* **Data provided**:
=======

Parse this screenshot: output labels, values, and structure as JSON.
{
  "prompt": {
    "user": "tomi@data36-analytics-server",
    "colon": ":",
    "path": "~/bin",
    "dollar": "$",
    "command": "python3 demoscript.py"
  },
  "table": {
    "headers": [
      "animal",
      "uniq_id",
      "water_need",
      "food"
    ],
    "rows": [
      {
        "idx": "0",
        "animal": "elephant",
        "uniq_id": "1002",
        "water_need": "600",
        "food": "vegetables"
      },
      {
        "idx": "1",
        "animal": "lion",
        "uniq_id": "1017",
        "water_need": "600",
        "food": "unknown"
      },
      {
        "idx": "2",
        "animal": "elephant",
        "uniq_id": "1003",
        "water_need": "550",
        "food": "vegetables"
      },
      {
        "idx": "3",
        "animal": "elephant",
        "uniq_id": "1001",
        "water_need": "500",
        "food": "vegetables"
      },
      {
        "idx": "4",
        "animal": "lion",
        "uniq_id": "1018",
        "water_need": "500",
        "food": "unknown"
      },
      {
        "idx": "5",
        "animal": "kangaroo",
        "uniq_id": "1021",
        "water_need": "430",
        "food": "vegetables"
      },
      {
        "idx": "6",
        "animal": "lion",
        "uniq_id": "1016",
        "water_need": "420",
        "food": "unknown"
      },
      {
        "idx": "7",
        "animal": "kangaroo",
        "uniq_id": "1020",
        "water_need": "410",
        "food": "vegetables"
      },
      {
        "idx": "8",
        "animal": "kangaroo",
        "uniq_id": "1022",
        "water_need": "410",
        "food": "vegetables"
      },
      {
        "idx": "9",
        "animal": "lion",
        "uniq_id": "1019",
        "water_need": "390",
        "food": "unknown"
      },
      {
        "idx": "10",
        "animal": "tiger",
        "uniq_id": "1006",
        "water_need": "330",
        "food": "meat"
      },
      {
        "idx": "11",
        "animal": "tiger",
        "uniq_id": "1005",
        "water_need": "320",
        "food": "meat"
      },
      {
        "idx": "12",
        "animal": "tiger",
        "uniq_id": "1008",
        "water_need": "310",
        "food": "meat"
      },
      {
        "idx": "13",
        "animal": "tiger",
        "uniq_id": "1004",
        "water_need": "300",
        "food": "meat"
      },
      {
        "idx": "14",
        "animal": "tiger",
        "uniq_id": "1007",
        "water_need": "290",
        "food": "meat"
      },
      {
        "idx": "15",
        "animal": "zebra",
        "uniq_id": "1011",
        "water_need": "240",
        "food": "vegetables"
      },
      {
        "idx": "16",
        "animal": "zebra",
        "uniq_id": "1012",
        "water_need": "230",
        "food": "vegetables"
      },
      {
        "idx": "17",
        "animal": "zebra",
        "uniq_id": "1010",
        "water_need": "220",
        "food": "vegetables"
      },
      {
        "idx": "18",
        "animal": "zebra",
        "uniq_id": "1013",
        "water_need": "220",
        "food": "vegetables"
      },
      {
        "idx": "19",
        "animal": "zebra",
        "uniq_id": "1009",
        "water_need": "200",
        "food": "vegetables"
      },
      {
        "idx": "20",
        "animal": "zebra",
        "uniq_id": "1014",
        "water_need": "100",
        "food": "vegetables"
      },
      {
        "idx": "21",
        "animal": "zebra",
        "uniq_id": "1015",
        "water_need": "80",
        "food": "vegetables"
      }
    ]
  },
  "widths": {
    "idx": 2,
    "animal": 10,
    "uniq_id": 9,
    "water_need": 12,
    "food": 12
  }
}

=======

* **The problem**:
Word for word, restate all of the data shown above.

* **Solution below**:
Parse this screenshot: output labels, values, and structure as JSON.
{
  "prompt": {
    "user": "tomi@data36-analytics-server",
    "colon": ":",
    "path": "~/bin",
    "dollar": "$",
    "command": "python3 demoscript.py"
  },
  "table": {
    "headers": [
      "animal",
      "uniq_id",
      "water_need",
      "food"
    ],
    "rows": [
      {
        "idx": "0",
        "animal": "elephant",
        "uniq_id": "1002",
        "water_need": "600",
        "food": "vegetables"
      },
      {
        "idx": "1",
        "animal": "lion",
        "uniq_id": "1017",
        "water_need": "600",
        "food": "unknown"
      },
      {
        "idx": "2",
        "animal": "elephant",
        "uniq_id": "1003",
        "water_need": "550",
        "food": "vegetables"
      },
      {
        "idx": "3",
        "animal": "elephant",
        "uniq_id": "1001",
        "water_need": "500",
        "food": "vegetables"
      },
      {
        "idx": "4",
        "animal": "lion",
        "uniq_id": "1018",
        "water_need": "500",
        "food": "unknown"
      },
      {
        "idx": "5",
        "animal": "kangaroo",
        "uniq_id": "1021",
        "water_need": "430",
        "food": "vegetables"
      },
      {
        "idx": "6",
        "animal": "lion",
        "uniq_id": "1016",
        "water_need": "420",
        "food": "unknown"
      },
      {
        "idx": "7",
        "animal": "kangaroo",
        "uniq_id": "1020",
        "water_need": "410",
        "food": "vegetables"
      },
      {
        "idx": "8",
        "animal": "kangaroo",
        "uniq_id": "1022",
        "water_need": "410",
        "food": "vegetables"
      },
      {
        "idx": "9",
        "animal": "lion",
        "uniq_id": "1019",
        "water_need": "390",
        "food": "unknown"
      },
      {
        "idx": "10",
        "animal": "tiger",
        "uniq_id": "1006",
        "water_need": "330",
        "food": "meat"
      },
      {
        "idx": "11",
        "animal": "tiger",
        "uniq_id": "1005",
        "water_need": "320",
        "food": "meat"
      },
      {
        "idx": "12",
        "animal": "tiger",
        "uniq_id": "1008",
        "water_need": "310",
        "food": "meat"
      },
      {
        "idx": "13",
        "animal": "tiger",
        "uniq_id": "1004",
        "water_need": "300",
        "food": "meat"
      },
      {
        "idx": "14",
        "animal": "tiger",
        "uniq_id": "1007",
        "water_need": "290",
        "food": "meat"
      },
      {
        "idx": "15",
        "animal": "zebra",
        "uniq_id": "1011",
        "water_need": "240",
        "food": "vegetables"
      },
      {
        "idx": "16",
        "animal": "zebra",
        "uniq_id": "1012",
        "water_need": "230",
        "food": "vegetables"
      },
      {
        "idx": "17",
        "animal": "zebra",
        "uniq_id": "1010",
        "water_need": "220",
        "food": "vegetables"
      },
      {
        "idx": "18",
        "animal": "zebra",
        "uniq_id": "1013",
        "water_need": "220",
        "food": "vegetables"
      },
      {
        "idx": "19",
        "animal": "zebra",
        "uniq_id": "1009",
        "water_need": "200",
        "food": "vegetables"
      },
      {
        "idx": "20",
        "animal": "zebra",
        "uniq_id": "1014",
        "water_need": "100",
        "food": "vegetables"
      },
      {
        "idx": "21",
        "animal": "zebra",
        "uniq_id": "1015",
        "water_need": "80",
        "food": "vegetables"
      }
    ]
  },
  "widths": {
    "idx": 2,
    "animal": 10,
    "uniq_id": 9,
    "water_need": 12,
    "food": 12
  }
}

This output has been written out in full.